§ **TEXTE FOURNI**
Si je prends l’exemple de l’Afghanistan, on a eu un pic de violence entre 2006 et 2009 avec plusieurs centaines d’écoles attaquées chaque année. Ce pic de violence a commencé à diminuer à partir de 2009 et s’est stabilisé après 2011. Pourquoi ? Les chercheurs se sont rendu compte que deux facteurs avaient joué dans cette stabilisation. D’une part, les chefs talibans ont senti une résistance des populations qu’ils contrôlaient aux violences qu’ils exerçaient contre les écoles. Ces populations entendaient offrir un avenir à leurs enfants, et cet avenir passait par un système éducatif à la fois sûr et ouvert. D’autre part, le gouvernement afghan a négocié avec les Talibans sur les contenus éducatifs. Le gouvernement afghan a trouvé un modus vivendi sur les contenus qui a permis de faire baisser les tensions identitaires et, finalement, le niveau des violences.
Ces vagues de violence sont liées à des facteurs politiques. L’éducation se situe dans les cas que j’ai cités (Afghanistan, Nigéria) à l’épicentre de conflits politiques à fort dosage identitaire. L’école est précisément ce lieu où se transmet l’identité ; elle se transmet par les parents et par les proches, au sein de la famille et du groupe d’identité, puis par un certain nombre de médiateurs adultes dont les enseignants font partie. Si une trop grande discontinuité, voire un véritable hiatus, est perçu entre ces différents éducateurs, des tensions peuvent se faire jour. Or, à l’échelle internationale, la définition de l’école tend à devenir de plus en plus uniforme et à se confondre avec les formes scolaires héritées de l’Occident. A mesure que la mondialisation se déploie, l’Ecole tend ainsi à être perçue par certaines catégories de population, et notamment par les petites notabilités ou par ceux qui sont chargés de maintenir les valeurs traditionnelles, comme étrangère aux modes de vie et de penser locaux. Cette discontinuité peut créer des tensions, et aboutir à des violences, surtout si elle se superpose à d’autres lignes de clivage, notamment politiques.
Profondément liée au mouvement de mondialisation et au bouleversement des pratiques culturelles et des (re)définitions identitaires que celle-ci entraine, j’ai la conviction que l’Ecole sera le théâtre de rivalités de plus en plus grandes. On peut espérer que ces rivalités seront contenues dans le cadre d’une compétition apaisée entre différents systèmes éducatifs ou d’un ajustement des contenus transmis sur fond de ce que l’on pourrait appeler un socle universel commun.
Mais les mouvements en cours peuvent également déboucher, comme les exemples des quinze dernières années nous le montrent, sur des formes de violences exacerbées contre les établissements scolaires, les personnels éducatifs et les élèves eux-mêmes. On l’a vu très récemment avec des déclarations de Daesh qui, après les attentats du 13 novembre à Paris, a condamné l’Ecole laïque comme « lieu d’impiété et de transmission de l’impiété ». Le prétendu Etat islamique a demandé à ses affidés de s’en prendre par tous les moyens au système français d’enseignement. J’espère me tromper mais je crains qu’il ne nous faille prendre ces menaces très au sérieux. Dans les semaines et les mois à venir, les bâtiments éducatifs, les élèves et les enseignants risquent malheureusement d’être pris pour cible en France comme ils le sont dans de nombreux autres pays.

§ **CONSIGNE 1**
Renvoyez telles quelles les lignes des enregistrements allant de celle qui contient « svg-text:4: 4 — [226, 800, 236, 820] » jusqu'à celle qui contient « svg-text:10: 10 — [498, 800, 518, 820] », incluse.
Ce texte n'a aucun lien avec les enregistrements qui suivent.

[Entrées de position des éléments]
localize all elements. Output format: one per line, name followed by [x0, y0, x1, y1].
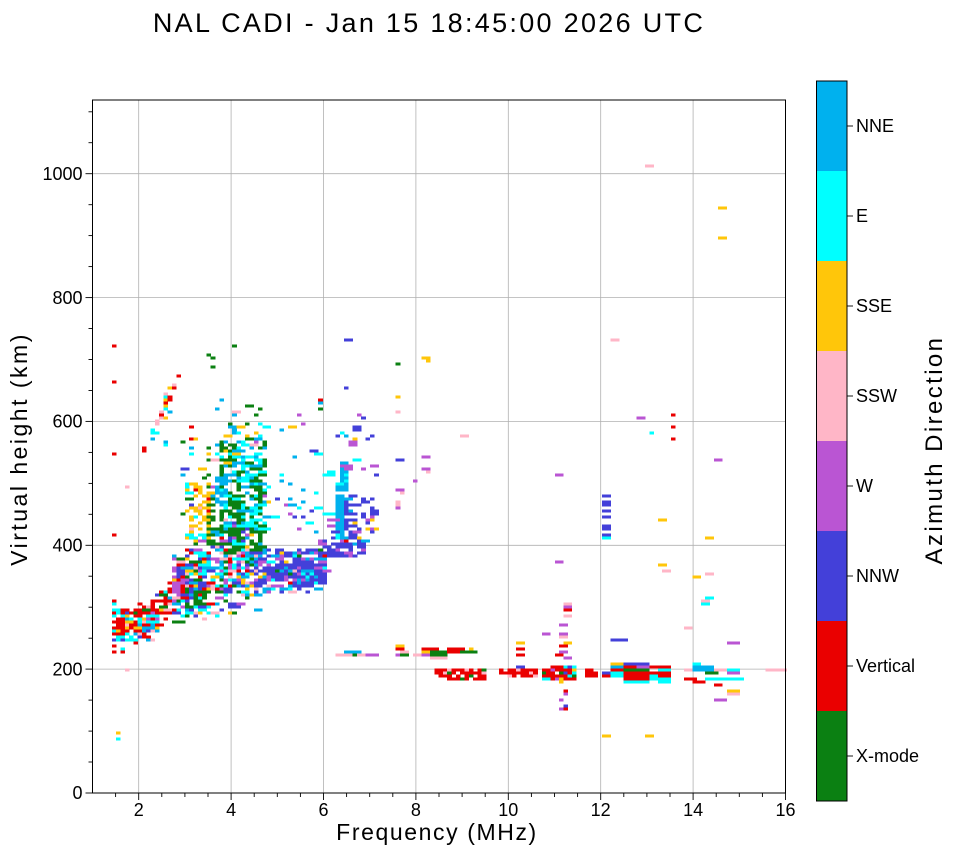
svg-text:4: 4 — [226, 800, 236, 820]
svg-text:16: 16 — [775, 800, 795, 820]
svg-text:W: W — [856, 476, 873, 496]
svg-text:1000: 1000 — [42, 164, 82, 184]
svg-text:12: 12 — [591, 800, 611, 820]
svg-text:400: 400 — [52, 536, 82, 556]
svg-text:2: 2 — [134, 800, 144, 820]
svg-text:6: 6 — [318, 800, 328, 820]
svg-text:Azimuth Direction: Azimuth Direction — [921, 336, 948, 565]
svg-text:Frequency (MHz): Frequency (MHz) — [336, 819, 538, 845]
svg-text:Virtual height (km): Virtual height (km) — [6, 332, 32, 566]
svg-text:10: 10 — [498, 800, 518, 820]
svg-text:Vertical: Vertical — [856, 656, 915, 676]
svg-text:0: 0 — [72, 783, 82, 803]
svg-text:200: 200 — [52, 659, 82, 679]
svg-text:E: E — [856, 206, 868, 226]
svg-text:8: 8 — [411, 800, 421, 820]
svg-text:SSE: SSE — [856, 296, 892, 316]
svg-text:NNW: NNW — [856, 566, 899, 586]
svg-text:600: 600 — [52, 412, 82, 432]
svg-text:800: 800 — [52, 288, 82, 308]
svg-text:NNE: NNE — [856, 116, 894, 136]
svg-text:X-mode: X-mode — [856, 746, 919, 766]
svg-text:SSW: SSW — [856, 386, 897, 406]
svg-text:14: 14 — [683, 800, 703, 820]
svg-text:NAL CADI - Jan 15 18:45:00 202: NAL CADI - Jan 15 18:45:00 2026 UTC — [153, 8, 705, 38]
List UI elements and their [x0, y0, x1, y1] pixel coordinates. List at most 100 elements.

§ **CONSIGNE 2**
Prolongez le texte sur les violences visant les écoles au-delà de sa dernière phrase.

§ **RÉPONSE 1**
svg-text:4: 4 — [226, 800, 236, 820]
svg-text:16: 16 — [775, 800, 795, 820]
svg-text:W: W — [856, 476, 873, 496]
svg-text:1000: 1000 — [42, 164, 82, 184]
svg-text:12: 12 — [591, 800, 611, 820]
svg-text:400: 400 — [52, 536, 82, 556]
svg-text:2: 2 — [134, 800, 144, 820]
svg-text:6: 6 — [318, 800, 328, 820]
svg-text:Azimuth Direction: Azimuth Direction — [921, 336, 948, 565]
svg-text:Frequency (MHz): Frequency (MHz) — [336, 819, 538, 845]
svg-text:Virtual height (km): Virtual height (km) — [6, 332, 32, 566]
svg-text:10: 10 — [498, 800, 518, 820]

§ **RÉPONSE 2**
Ces rivalités et ces violences sont liées à la mondialisation, sous toutes ses formes. Comme celle-ci n’a pas fini de se déployer et que les résistances multiformes qu’elle suscite progresseront encore en toute probabilité, on peut s’attendre à ce que l’éducation, comme véhicule identitaire et lieu de diffusion des valeurs, ne devienne un enjeu fondamental des tensions et des crises à venir.
JFF : quand vous dites éducation, ce sont tous les niveaux de l’éducation, de la maternelle jusqu’à l’enseignement supérieur ?
Hugues Moussy : je parle de l’éducation au sens large, tous niveaux d’enseignement confondus, primaire, secondaire et supérieur. Pour les pays en développement, et particulièrement en Afrique, c’est aussi au niveau de l’éducation formelle et/ou non formelle, c’est-à-dire des parcours de la deuxième chance, que les choses se joueront.
JFF : faut-il encourager cette diversité des enseignements ou, au contraire, pourrait-on considérer/créer un tronc commun d’enseignement ?
Hugues Moussy : c’est une question très intéressante dans la perspective de cette géopolitique de l’éducation qui reste à construire. Je me suis interrogé sur les raisons pour lesquelles l’éducation, qui apparait incontestablement comme un vecteur de paix, d’harmonie et de développement, pouvait susciter, dans certaines circonstances, un tel déferlement de violence. C’est le point de départ de ma réflexion.
Mon constat, j’y reviens, c’est que l’éducation n’est pas seulement une source de prospérité et de pacification des rapports humains, tant sociaux que culturels, mais qu’elle est aussi une source de rivalité.
La question que vous posez consiste à savoir s’il faudrait remédier à ce potentiel de rivalité et de violence en différenciant les cursus et en ajustant les contenus. Issu du système français, laïque, d’enseignement, auquel je demeure très attaché, je ne suis pas certain que l’on doive, par exemple, remettre en cause la théorie de l’évolution au nom du créationnisme pour éviter d’éventuelles dissensions.
Cela étant, je m’efforce de poser un constat. Je ne sais pas quelles sont les solutions. Et je pense qu’il est important de poser le constat pour ne pas en rester à un discours lénifiant où l’éducation serait de manière automatique et univoque porteuse d’un avenir radieux. Elle est également porteuse de tensions et, comme toute chose, contient sa part de violence. Comme l’écrivait Rousseau dans ses Lettres sur la vertu et le bonheur, « le bien et le mal coulent de la même source ».
JFF : est-ce que nous, Français, avons pris conscience de cette géopolitique de l’éducation et de l’émergence de ces zones de fractures ?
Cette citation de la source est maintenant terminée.